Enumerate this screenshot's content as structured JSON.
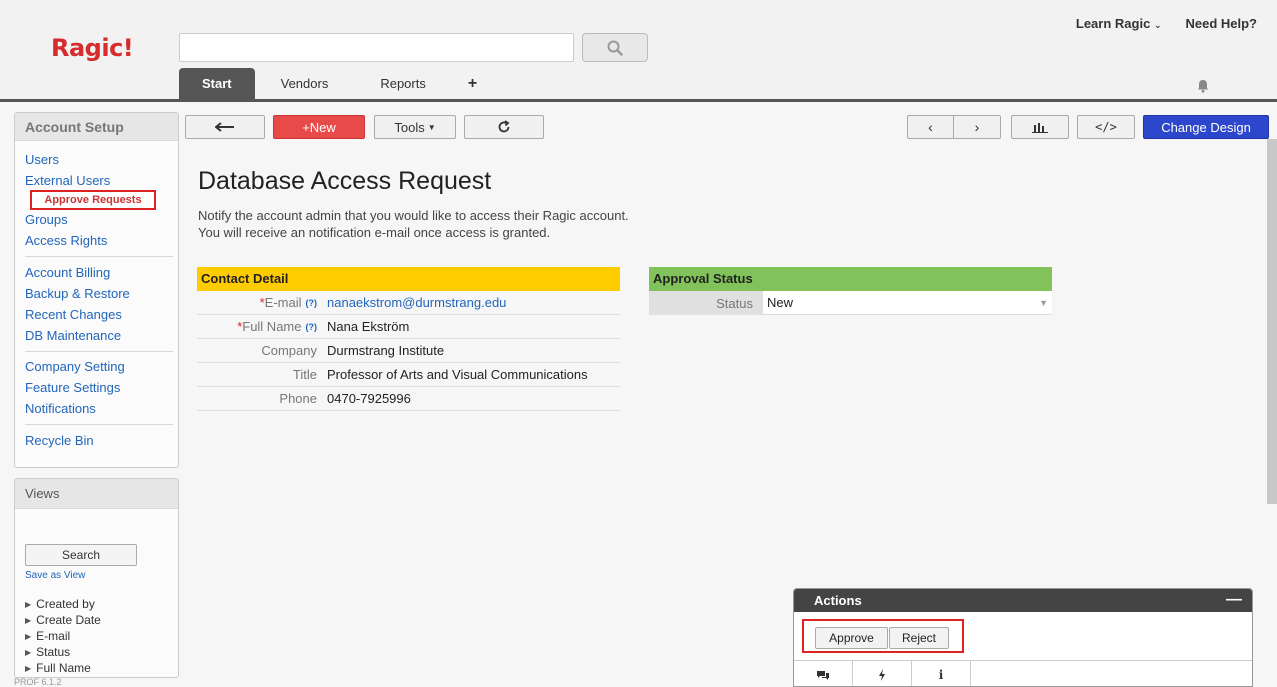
{
  "app": {
    "logo": "Ragic!",
    "version": "PROF 6.1.2"
  },
  "header": {
    "search_placeholder": "",
    "tabs": [
      {
        "label": "Start"
      },
      {
        "label": "Vendors"
      },
      {
        "label": "Reports"
      },
      {
        "label": "+"
      }
    ],
    "learn_label": "Learn Ragic",
    "help_label": "Need Help?"
  },
  "sidebar": {
    "title": "Account Setup",
    "items": [
      {
        "label": "Users"
      },
      {
        "label": "External Users"
      },
      {
        "label": "Approve Requests"
      },
      {
        "label": "Groups"
      },
      {
        "label": "Access Rights"
      },
      {
        "label": "Account Billing"
      },
      {
        "label": "Backup & Restore"
      },
      {
        "label": "Recent Changes"
      },
      {
        "label": "DB Maintenance"
      },
      {
        "label": "Company Setting"
      },
      {
        "label": "Feature Settings"
      },
      {
        "label": "Notifications"
      },
      {
        "label": "Recycle Bin"
      }
    ]
  },
  "views": {
    "title": "Views",
    "search_label": "Search",
    "save_label": "Save as View",
    "filters": [
      "Created by",
      "Create Date",
      "E-mail",
      "Status",
      "Full Name"
    ]
  },
  "toolbar": {
    "new_label": "+New",
    "tools_label": "Tools",
    "change_design_label": "Change Design"
  },
  "form": {
    "title": "Database Access Request",
    "desc_line1": "Notify the account admin that you would like to access their Ragic account.",
    "desc_line2": "You will receive an notification e-mail once access is granted.",
    "contact": {
      "header": "Contact Detail",
      "header_color": "#ffcc00",
      "fields": [
        {
          "label": "E-mail",
          "required": "*",
          "help": "(?)",
          "value": "nanaekstrom@durmstrang.edu"
        },
        {
          "label": "Full Name",
          "required": "*",
          "help": "(?)",
          "value": "Nana Ekström"
        },
        {
          "label": "Company",
          "value": "Durmstrang Institute"
        },
        {
          "label": "Title",
          "value": "Professor of Arts and Visual Communications"
        },
        {
          "label": "Phone",
          "value": "0470-7925996"
        }
      ]
    },
    "approval": {
      "header": "Approval Status",
      "header_color": "#82c25a",
      "status_label": "Status",
      "status_value": "New"
    }
  },
  "actions": {
    "title": "Actions",
    "minimize": "—",
    "approve_label": "Approve",
    "reject_label": "Reject"
  },
  "colors": {
    "accent_blue": "#2d47cc",
    "new_red": "#e84a4a",
    "link_blue": "#2266bb"
  }
}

• _WHAT YOU ARE ASKED TO DO_: From the material given, work out how many lines hold the string "Approve"; state that number and nothing further.

• _ANSWER TO THE PROBLEM_: 2